(Raw records)

* * * *

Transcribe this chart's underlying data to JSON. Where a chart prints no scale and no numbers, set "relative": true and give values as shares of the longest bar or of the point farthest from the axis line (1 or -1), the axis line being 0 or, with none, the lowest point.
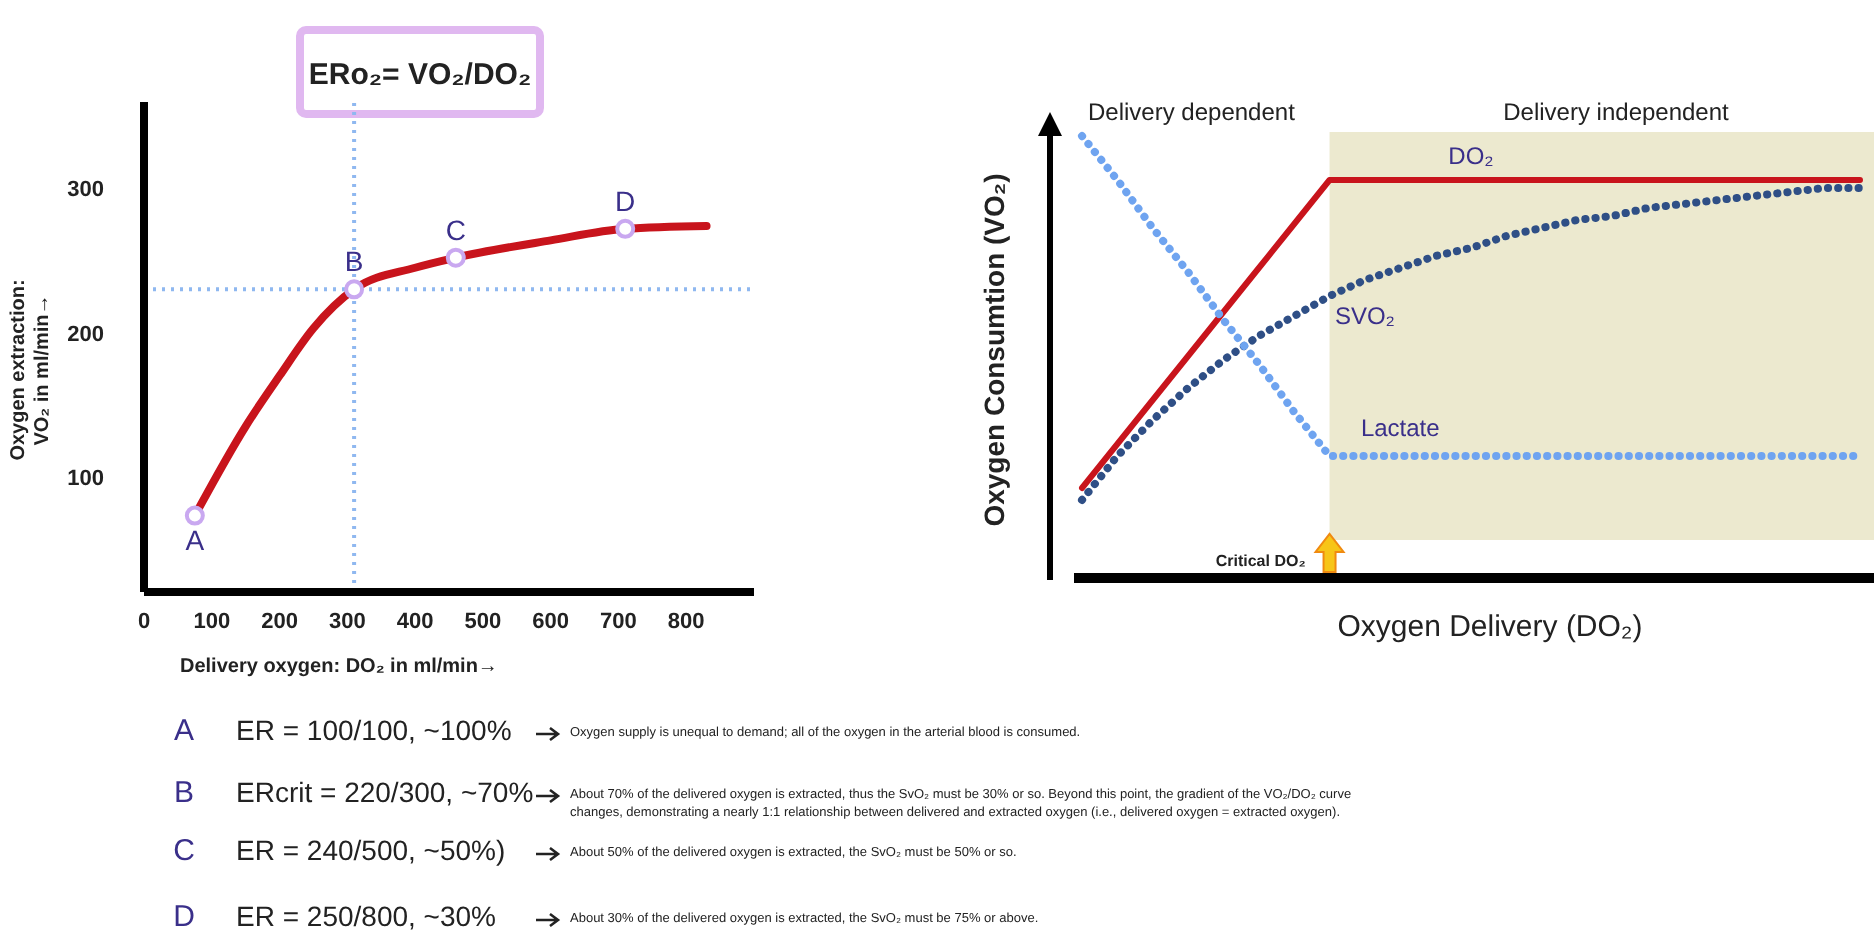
{
  "chart_data": [
    {
      "type": "line",
      "title": "ERo₂= VO₂/DO₂",
      "xlabel": "Delivery oxygen: DO₂ in ml/min→",
      "ylabel": "Oxygen extraction: VO₂ in ml/min→",
      "xlim": [
        0,
        900
      ],
      "ylim": [
        20,
        360
      ],
      "xticks": [
        0,
        100,
        200,
        300,
        400,
        500,
        600,
        700,
        800
      ],
      "yticks": [
        100,
        200,
        300
      ],
      "grid": false,
      "series": [
        {
          "color": "#c8141c",
          "x": [
            75,
            150,
            200,
            250,
            310,
            400,
            460,
            600,
            710,
            830
          ],
          "values": [
            73,
            135,
            170,
            203,
            230,
            245,
            252,
            264,
            272,
            274
          ]
        },
        {
          "type": "scatter",
          "color": "#c9a8f0",
          "marker": "circle",
          "x": [
            75,
            310,
            460,
            710
          ],
          "values": [
            73,
            230,
            252,
            272
          ]
        }
      ],
      "ref_lines": [
        {
          "axis": "x",
          "value": 310,
          "color": "#8fb8f0",
          "line_style": "dotted"
        },
        {
          "axis": "y",
          "value": 230,
          "color": "#8fb8f0",
          "line_style": "dotted"
        }
      ],
      "annotations": [
        {
          "text": "A",
          "x": 75,
          "y": 73
        },
        {
          "text": "B",
          "x": 310,
          "y": 230
        },
        {
          "text": "C",
          "x": 460,
          "y": 252
        },
        {
          "text": "D",
          "x": 710,
          "y": 272
        }
      ]
    },
    {
      "type": "line",
      "relative": true,
      "xlabel": "Oxygen Delivery (DO₂)",
      "ylabel": "Oxygen Consumtion (VO₂)",
      "categories": [
        null,
        null,
        null,
        null,
        null,
        null,
        null,
        null,
        null,
        null,
        null,
        null,
        null,
        null,
        null,
        null,
        null,
        null,
        null,
        null,
        null,
        null,
        null
      ],
      "series": [
        {
          "name": "DO₂",
          "color": "#c8141c",
          "line_style": "solid",
          "values": [
            0.12,
            0.23,
            0.34,
            0.45,
            0.56,
            0.67,
            0.78,
            0.89,
            0.89,
            0.89,
            0.89,
            0.89,
            0.89,
            0.89,
            0.89,
            0.89,
            0.89,
            0.89,
            0.89,
            0.89,
            0.89,
            0.89,
            0.89
          ]
        },
        {
          "name": "SVO₂",
          "color": "#2f4f86",
          "line_style": "dotted",
          "values": [
            0.09,
            0.2,
            0.29,
            0.37,
            0.44,
            0.5,
            0.55,
            0.6,
            0.64,
            0.67,
            0.7,
            0.72,
            0.75,
            0.77,
            0.79,
            0.8,
            0.82,
            0.83,
            0.84,
            0.85,
            0.86,
            0.87,
            0.87
          ]
        },
        {
          "name": "Lactate",
          "color": "#6fa4f0",
          "line_style": "dotted",
          "values": [
            1.0,
            0.89,
            0.77,
            0.66,
            0.54,
            0.43,
            0.31,
            0.2,
            0.2,
            0.2,
            0.2,
            0.2,
            0.2,
            0.2,
            0.2,
            0.2,
            0.2,
            0.2,
            0.2,
            0.2,
            0.2,
            0.2,
            0.2
          ]
        }
      ],
      "annotations": [
        "Delivery dependent",
        "Delivery independent",
        "Critical DO₂"
      ]
    },
    {
      "type": "other",
      "annotations": [
        "A",
        "ER = 100/100, ~100%",
        "Oxygen supply is unequal to demand; all of the oxygen in the arterial blood is consumed.",
        "B",
        "ERcrit = 220/300, ~70%",
        "About 70% of the delivered oxygen is extracted, thus the SvO₂ must be 30% or so. Beyond this point, the gradient of the VO₂/DO₂ curve changes, demonstrating a nearly 1:1 relationship between delivered and extracted oxygen (i.e., delivered oxygen = extracted oxygen).",
        "C",
        "ER = 240/500, ~50%)",
        "About 50% of the delivered oxygen is extracted, the SvO₂ must be 50% or so.",
        "D",
        "ER = 250/800, ~30%",
        "About 30% of the delivered oxygen is extracted, the SvO₂ must be 75% or above."
      ]
    }
  ]
}
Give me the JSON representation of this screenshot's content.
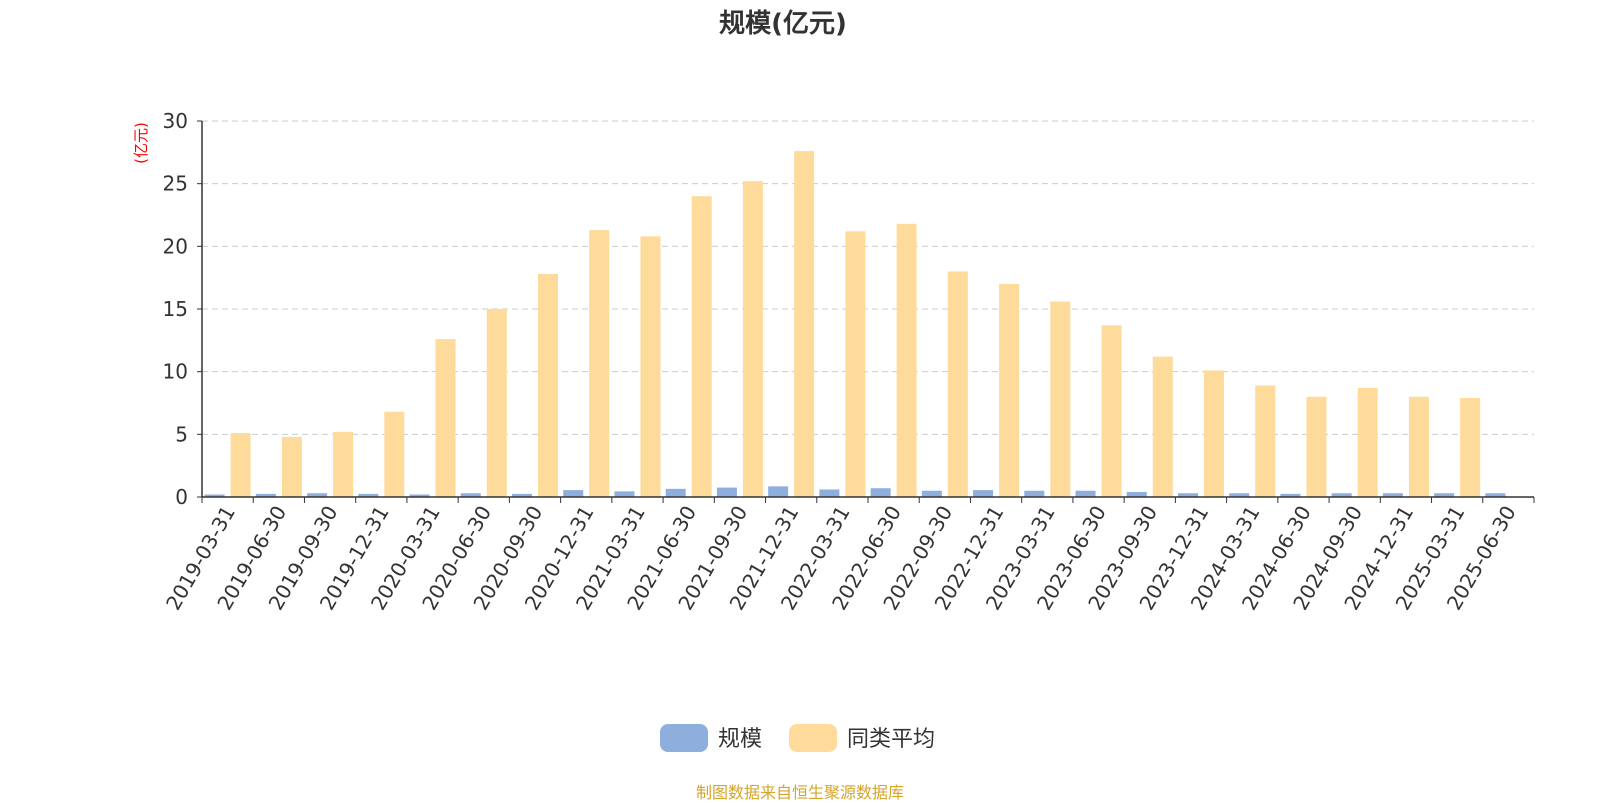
{
  "chart_data": {
    "type": "bar",
    "title": "规模(亿元)",
    "ylabel": "(亿元)",
    "xlabel": "",
    "ylim": [
      0,
      30
    ],
    "yticks": [
      0,
      5,
      10,
      15,
      20,
      25,
      30
    ],
    "grid": true,
    "legend_position": "bottom",
    "categories": [
      "2019-03-31",
      "2019-06-30",
      "2019-09-30",
      "2019-12-31",
      "2020-03-31",
      "2020-06-30",
      "2020-09-30",
      "2020-12-31",
      "2021-03-31",
      "2021-06-30",
      "2021-09-30",
      "2021-12-31",
      "2022-03-31",
      "2022-06-30",
      "2022-09-30",
      "2022-12-31",
      "2023-03-31",
      "2023-06-30",
      "2023-09-30",
      "2023-12-31",
      "2024-03-31",
      "2024-06-30",
      "2024-09-30",
      "2024-12-31",
      "2025-03-31",
      "2025-06-30"
    ],
    "series": [
      {
        "name": "规模",
        "color": "#8eaedd",
        "values": [
          0.2,
          0.25,
          0.3,
          0.25,
          0.2,
          0.3,
          0.25,
          0.55,
          0.45,
          0.65,
          0.75,
          0.85,
          0.6,
          0.7,
          0.5,
          0.55,
          0.5,
          0.5,
          0.4,
          0.3,
          0.3,
          0.25,
          0.3,
          0.3,
          0.3,
          0.3
        ]
      },
      {
        "name": "同类平均",
        "color": "#fedb9b",
        "values": [
          5.1,
          4.8,
          5.2,
          6.8,
          12.6,
          15.0,
          17.8,
          21.3,
          20.8,
          24.0,
          25.2,
          27.6,
          21.2,
          21.8,
          18.0,
          17.0,
          15.6,
          13.7,
          11.2,
          10.1,
          8.9,
          8.0,
          8.7,
          8.0,
          7.9,
          null
        ]
      }
    ]
  },
  "footer": "制图数据来自恒生聚源数据库"
}
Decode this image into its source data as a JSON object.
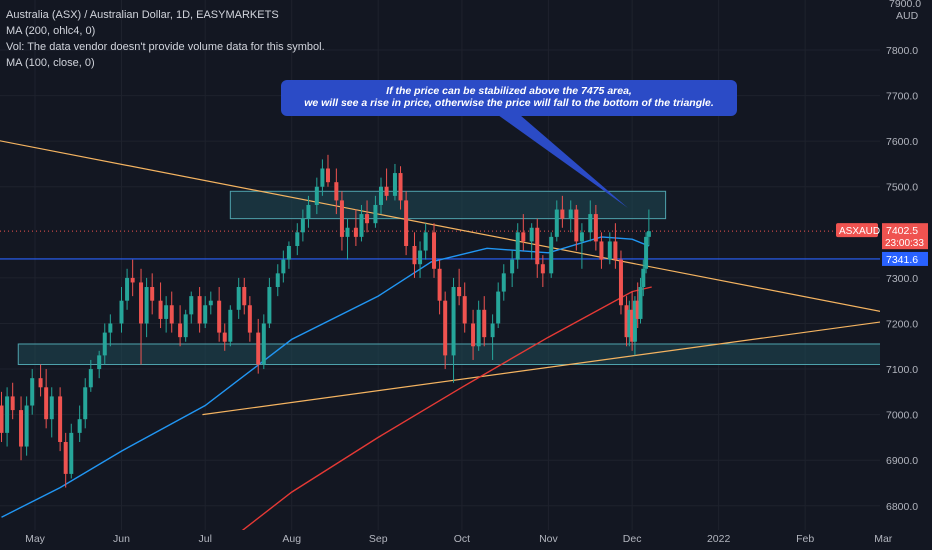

* * * *

* **Exercise details**: Pull out every line containing "this".

* **Solution**:
Transcribe this chart's underlying data to JSON. Where a chart prints no scale and no numbers, set "relative": true and give values as shares of the longest bar or of the point farthest from the axis line (1 or -1), the axis line being 0 or, with none, the lowest point.
        "About 70% of the delivered oxygen is extracted, thus the SvO₂ must be 30% or so. Beyond this point, the gradient of the VO₂/DO₂ curve changes, demonstrating a nearly 1:1 relationship between delivered and extracted oxygen (i.e., delivered oxygen = extracted oxygen).",
Give me the JSON representation of this screenshot's content.
Decode this image into its source data as a JSON object.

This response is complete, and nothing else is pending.